EXERCISE
Lines that contain the string "Ауман" are to be copied; leave out all others.

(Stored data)
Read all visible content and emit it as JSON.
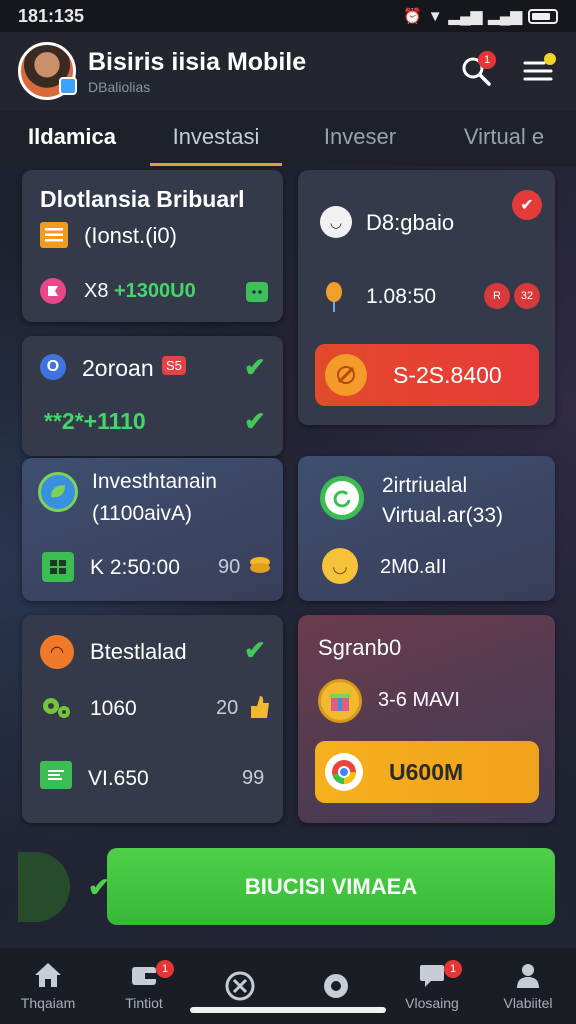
{
  "status_bar": {
    "time": "181:135"
  },
  "header": {
    "title": "Bisiris iisia Mobile",
    "subtitle": "DBaliolias",
    "search_badge": "1"
  },
  "tabs": [
    {
      "label": "Ildamica"
    },
    {
      "label": "Investasi"
    },
    {
      "label": "Inveser"
    },
    {
      "label": "Virtual e"
    }
  ],
  "cards": {
    "c1": {
      "title": "Dlotlansia Bribuarl",
      "subtitle": "(Ionst.(i0)",
      "value_prefix": "X8",
      "value": "+1300U0"
    },
    "c2": {
      "value": "2oroan",
      "tag": "S5",
      "stat": "**2*+1110"
    },
    "c3": {
      "title": "D8:gbaio",
      "amount": "1.08:50",
      "badge_a": "R",
      "badge_b": "32",
      "pill": "S-2S.8400"
    },
    "c4": {
      "title": "Investhtanain",
      "subtitle": "(1100aivA)",
      "value": "K 2:50:00",
      "side": "90"
    },
    "c5": {
      "title": "2irtriualal",
      "subtitle": "Virtual.ar(33)",
      "value": "2M0.aII"
    },
    "c6": {
      "title": "Btestlalad",
      "value": "1060",
      "side_a": "20",
      "value_b": "VI.650",
      "side_b": "99"
    },
    "c7": {
      "title": "Sgranb0",
      "value": "3-6 MAVI",
      "pill": "U600M"
    }
  },
  "cta": {
    "label": "BIUCISI VIMAEA"
  },
  "bottom_nav": [
    {
      "label": "Thqaiam",
      "icon": "home-icon",
      "badge": ""
    },
    {
      "label": "Tintiot",
      "icon": "wallet-icon",
      "badge": "1"
    },
    {
      "label": "",
      "icon": "cross-icon",
      "badge": ""
    },
    {
      "label": "",
      "icon": "gear-icon",
      "badge": ""
    },
    {
      "label": "Vlosaing",
      "icon": "chat-icon",
      "badge": "1"
    },
    {
      "label": "Vlabiitel",
      "icon": "profile-icon",
      "badge": ""
    }
  ],
  "colors": {
    "accent": "#d7a23a",
    "green": "#43d66b",
    "red": "#e63535",
    "yellow": "#f6b01d"
  }
}
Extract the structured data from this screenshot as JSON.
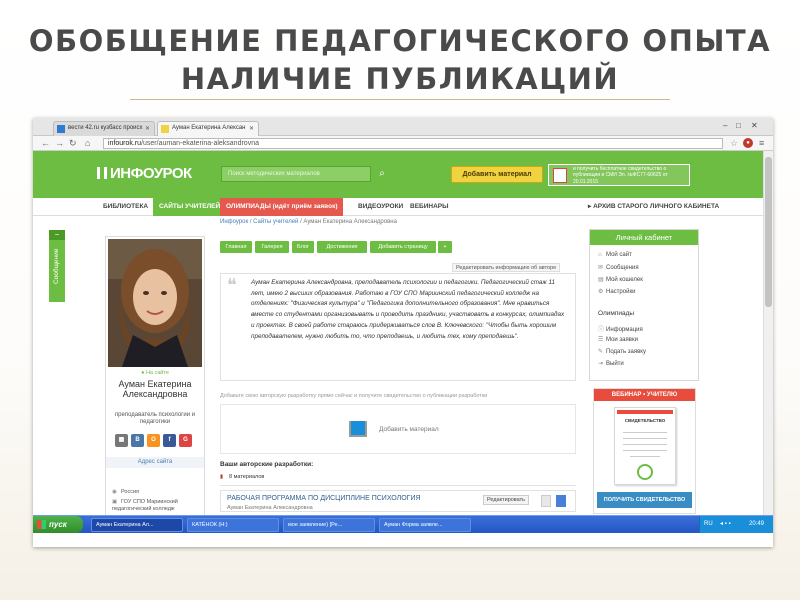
{
  "slide": {
    "title_line1": "ОБОБЩЕНИЕ ПЕДАГОГИЧЕСКОГО ОПЫТА",
    "title_line2": "НАЛИЧИЕ ПУБЛИКАЦИЙ"
  },
  "browser": {
    "tabs": [
      {
        "label": "вести 42.ru кузбасс происх",
        "active": false
      },
      {
        "label": "Ауман Екатерина Алексан",
        "active": true
      }
    ],
    "url_domain": "infourok.ru",
    "url_path": "/user/auman-ekaterina-aleksandrovna"
  },
  "site": {
    "logo": "ИНФОУРОК",
    "search_placeholder": "Поиск методических материалов",
    "add_material": "Добавить материал",
    "cert_promo": "и получить бесплатное свидетельство о публикации в СМИ Эл. №ФС77-60625 от 20.01.2015",
    "menu": [
      "БИБЛИОТЕКА",
      "САЙТЫ УЧИТЕЛЕЙ",
      "ОЛИМПИАДЫ (идёт приём заявок)",
      "ВИДЕОУРОКИ",
      "ВЕБИНАРЫ"
    ],
    "archive_link": "▸ АРХИВ СТАРОГО ЛИЧНОГО КАБИНЕТА",
    "breadcrumb": {
      "home": "Инфоурок",
      "section": "Сайты учителей",
      "current": "Ауман Екатерина Александровна"
    }
  },
  "sidebar_tab": "Сообщение",
  "profile": {
    "status": "На сайте",
    "name": "Ауман Екатерина Александровна",
    "role": "преподаватель психологии и педагогики",
    "site_address": "Адрес сайта",
    "country": "Россия",
    "org": "ГОУ СПО Мариинский педагогический колледж"
  },
  "profile_tabs": [
    "Главная",
    "Галерея",
    "Блог",
    "Достижения",
    "Добавить страницу",
    "+"
  ],
  "edit_info": "Редактировать информацию об авторе",
  "bio": "Ауман Екатерина Александровна, преподаватель психологии и педагогики. Педагогический стаж 11 лет, имею 2 высших образования. Работаю в ГОУ СПО Мариинский педагогический колледж на отделениях: \"Физическая культура\" и \"Педагогика дополнительного образования\". Мне нравиться вместе со студентами организовывать и проводить праздники, участвовать в конкурсах, олимпиадах и проектах. В своей работе стараюсь придерживаться слов В. Ключевского: \"Чтобы быть хорошим преподавателем, нужно любить то, что преподаешь, и любить тех, кому преподаешь\".",
  "invite": "Добавьте свою авторскую разработку прямо сейчас и получите свидетельство о публикации разработки",
  "upload_label": "Добавить материал",
  "developments": {
    "heading": "Ваши авторские разработки:",
    "count": "8 материалов",
    "item_title": "РАБОЧАЯ ПРОГРАММА ПО ДИСЦИПЛИНЕ ПСИХОЛОГИЯ",
    "item_author": "Ауман Екатерина Александровна",
    "edit": "Редактировать"
  },
  "cabinet": {
    "heading": "Личный кабинет",
    "items": [
      "Мой сайт",
      "Сообщения",
      "Мой кошелек",
      "Настройки"
    ],
    "olymp_heading": "Олимпиады",
    "olymp_items": [
      "Информация",
      "Мои заявки",
      "Подать заявку",
      "Выйти"
    ]
  },
  "webinar": {
    "heading": "ВЕБИНАР • УЧИТЕЛЮ",
    "cert_title": "СВИДЕТЕЛЬСТВО",
    "button": "ПОЛУЧИТЬ СВИДЕТЕЛЬСТВО"
  },
  "taskbar": {
    "start": "пуск",
    "tasks": [
      "Ауман Екатерина Ал...",
      "КАТЁНОК (Н:)",
      "мое заявление) [Ре...",
      "Ауман Форма заявле..."
    ],
    "lang": "RU",
    "time": "20:49"
  },
  "colors": {
    "brand_green": "#6ebd43",
    "accent_yellow": "#f1d341",
    "olymp_red": "#e4584d"
  }
}
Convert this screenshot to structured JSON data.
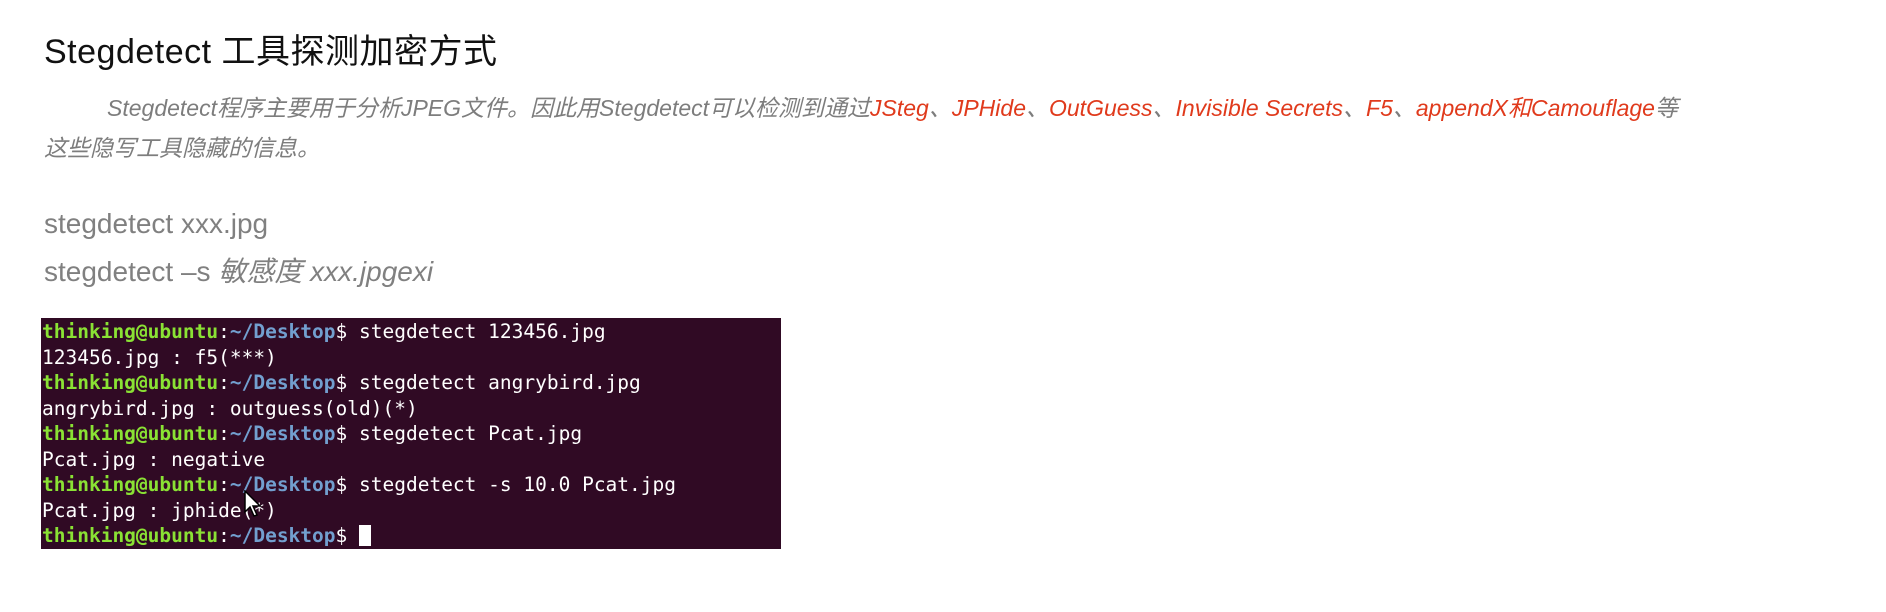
{
  "heading": "Stegdetect 工具探测加密方式",
  "intro": {
    "line1_prefix": "Stegdetect程序主要用于分析JPEG文件。因此用Stegdetect可以检测到通过",
    "tools": [
      "JSteg",
      "JPHide",
      "OutGuess",
      "Invisible Secrets",
      "F5",
      "appendX"
    ],
    "list_separator": "、",
    "conjunction": "和",
    "last_tool": "Camouflage",
    "line1_suffix": "等",
    "line2": "这些隐写工具隐藏的信息。"
  },
  "commands": {
    "cmd1": "stegdetect xxx.jpg",
    "cmd2_prefix": "stegdetect –s ",
    "cmd2_param": "敏感度 xxx.jpgexi"
  },
  "terminal": {
    "user": "thinking@ubuntu",
    "colon": ":",
    "path": "~/Desktop",
    "dollar": "$ ",
    "lines": [
      {
        "type": "prompt",
        "text": "stegdetect 123456.jpg"
      },
      {
        "type": "output",
        "text": "123456.jpg : f5(***)"
      },
      {
        "type": "prompt",
        "text": "stegdetect angrybird.jpg"
      },
      {
        "type": "output",
        "text": "angrybird.jpg : outguess(old)(*)"
      },
      {
        "type": "prompt",
        "text": "stegdetect Pcat.jpg"
      },
      {
        "type": "output",
        "text": "Pcat.jpg : negative"
      },
      {
        "type": "prompt",
        "text": "stegdetect -s 10.0 Pcat.jpg"
      },
      {
        "type": "output",
        "text": "Pcat.jpg : jphide(*)"
      },
      {
        "type": "prompt",
        "text": "",
        "cursor": true
      }
    ]
  },
  "colors": {
    "tool_highlight": "#e03a1c",
    "terminal_bg": "#300a24",
    "prompt_user": "#8ae234",
    "prompt_path": "#729fcf"
  },
  "icons": {
    "pointer": "mouse-pointer-icon"
  }
}
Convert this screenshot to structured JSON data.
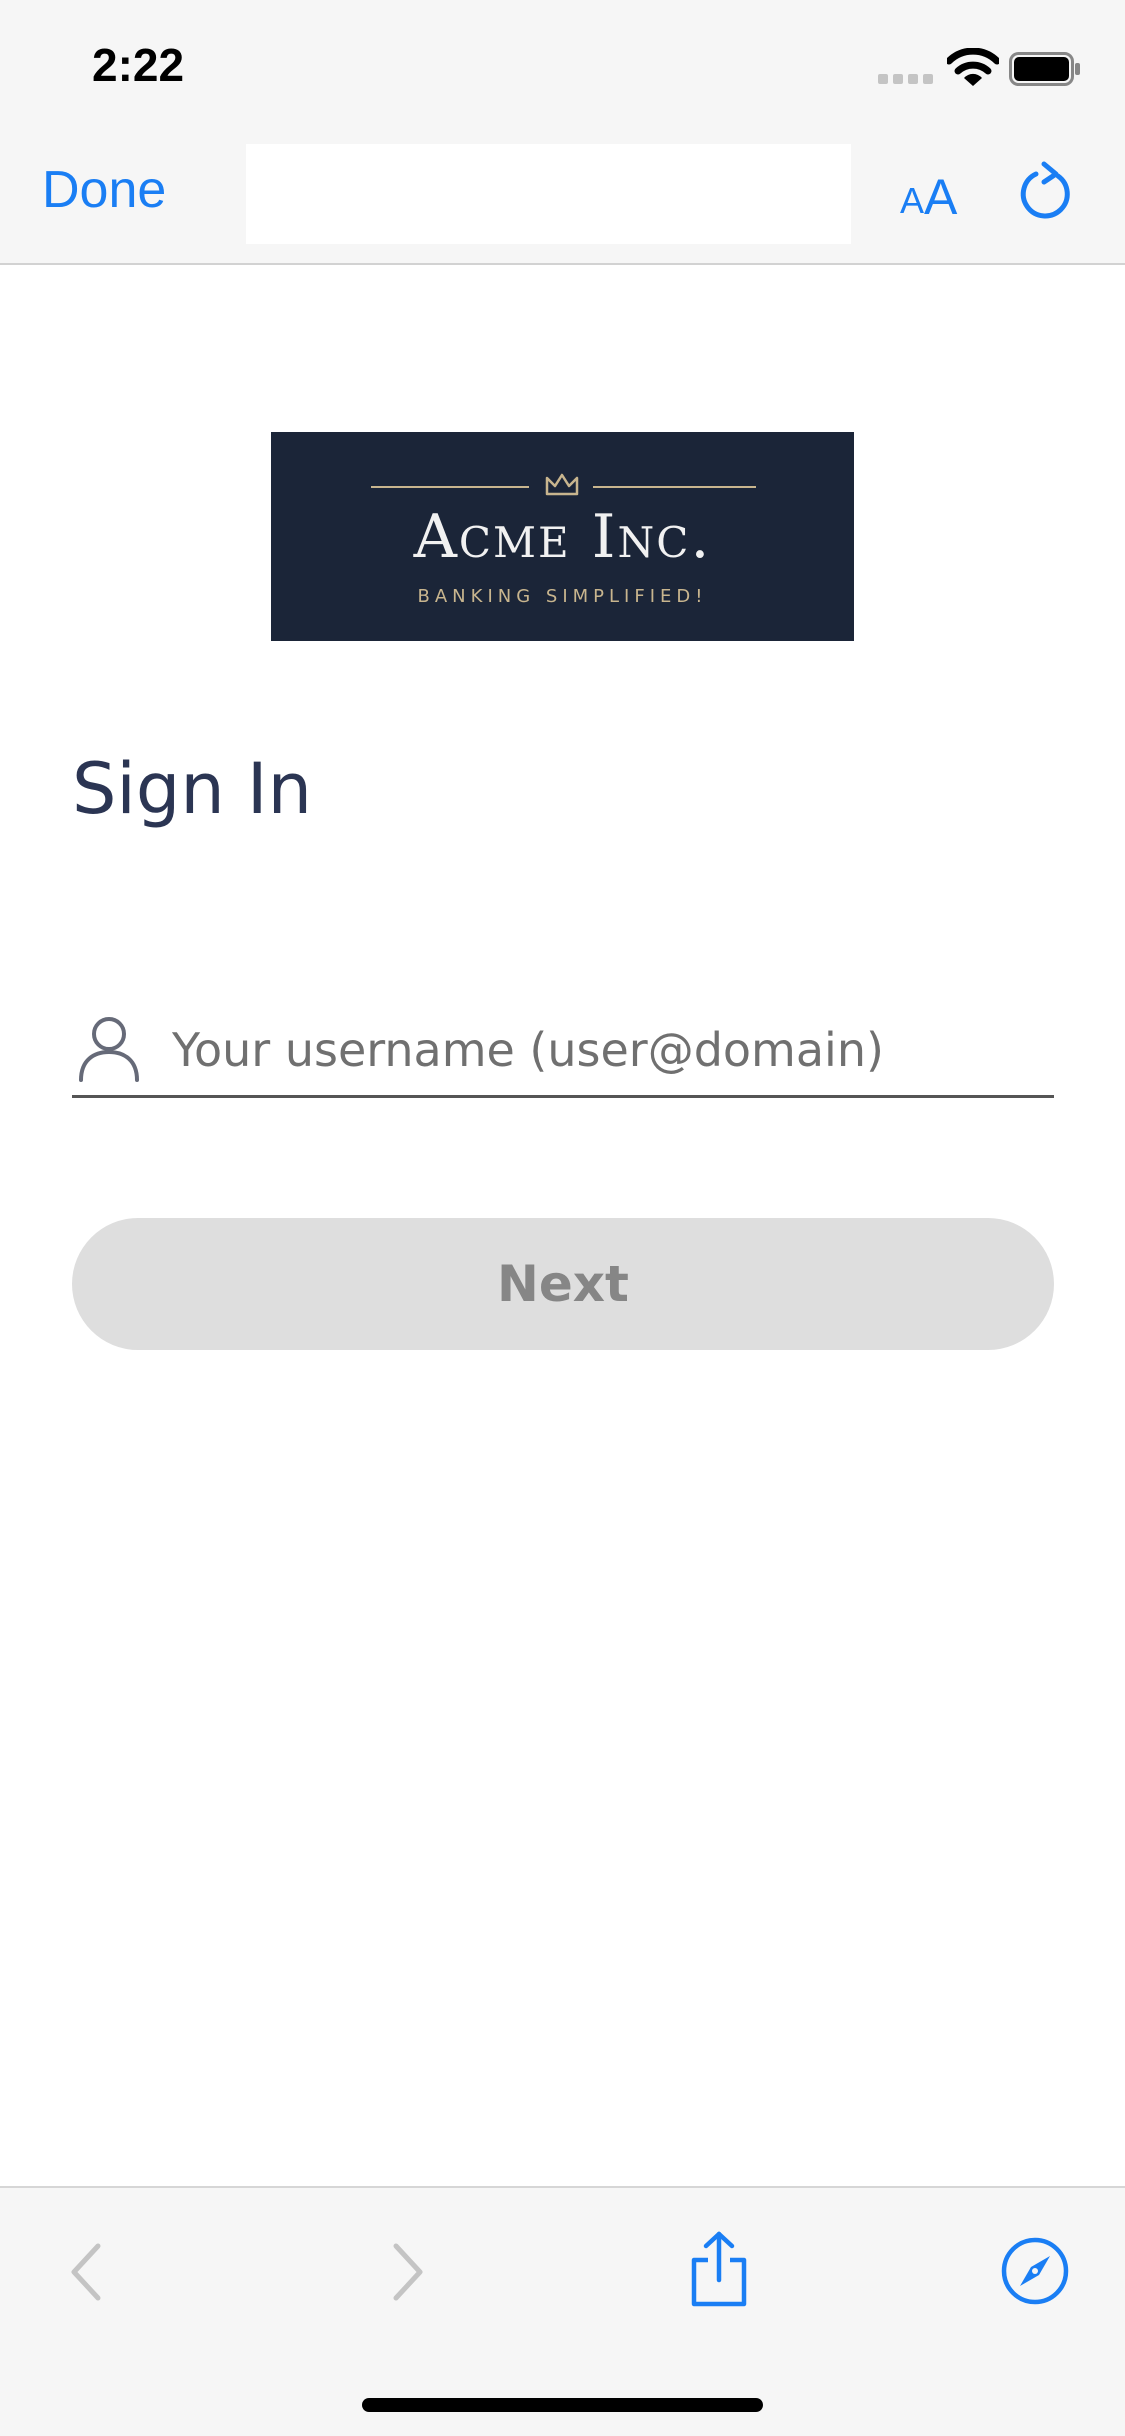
{
  "status_bar": {
    "time": "2:22",
    "icons": [
      "signal-icon",
      "wifi-icon",
      "battery-icon"
    ]
  },
  "toolbar": {
    "done_label": "Done",
    "address_value": "",
    "text_size_small": "A",
    "text_size_large": "A",
    "icons": [
      "text-size-icon",
      "reload-icon"
    ]
  },
  "logo": {
    "name": "Acme Inc.",
    "tagline": "BANKING SIMPLIFIED!",
    "icon": "crown-icon"
  },
  "sign_in": {
    "title": "Sign In",
    "username_placeholder": "Your username (user@domain)",
    "username_value": "",
    "user_icon": "user-icon",
    "next_label": "Next"
  },
  "bottom_bar": {
    "icons": [
      "back-icon",
      "forward-icon",
      "share-icon",
      "compass-icon"
    ]
  },
  "colors": {
    "accent": "#1a7ef4",
    "logo_background": "#1b2538",
    "logo_gold": "#c8b58e",
    "title_text": "#2b3553",
    "button_disabled_bg": "#dedede",
    "button_disabled_text": "#868686",
    "chrome_background": "#f6f6f6"
  }
}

ANSWER BELOW
        "label": "Ауман Екатерина Алексан",
      "current": "Ауман Екатерина Александровна"
    "name": "Ауман Екатерина Александровна",
  "bio": "Ауман Екатерина Александровна, преподаватель психологии и педагогики. Педагогический стаж 11 лет, имею 2 высших образования. Работаю в ГОУ СПО Мариинский педагогический колледж на отделениях: \"Физическая культура\" и \"Педагогика дополнительного образования\". Мне нравиться вместе со студентами организовывать и проводить праздники, участвовать в конкурсах, олимпиадах и проектах. В своей работе стараюсь придерживаться слов В. Ключевского: \"Чтобы быть хорошим преподавателем, нужно любить то, что преподаешь, и любить тех, кому преподаешь\".",
    "item_author": "Ауман Екатерина Александровна",
      "Ауман Екатерина Ал...",
      "Ауман Форма заявле..."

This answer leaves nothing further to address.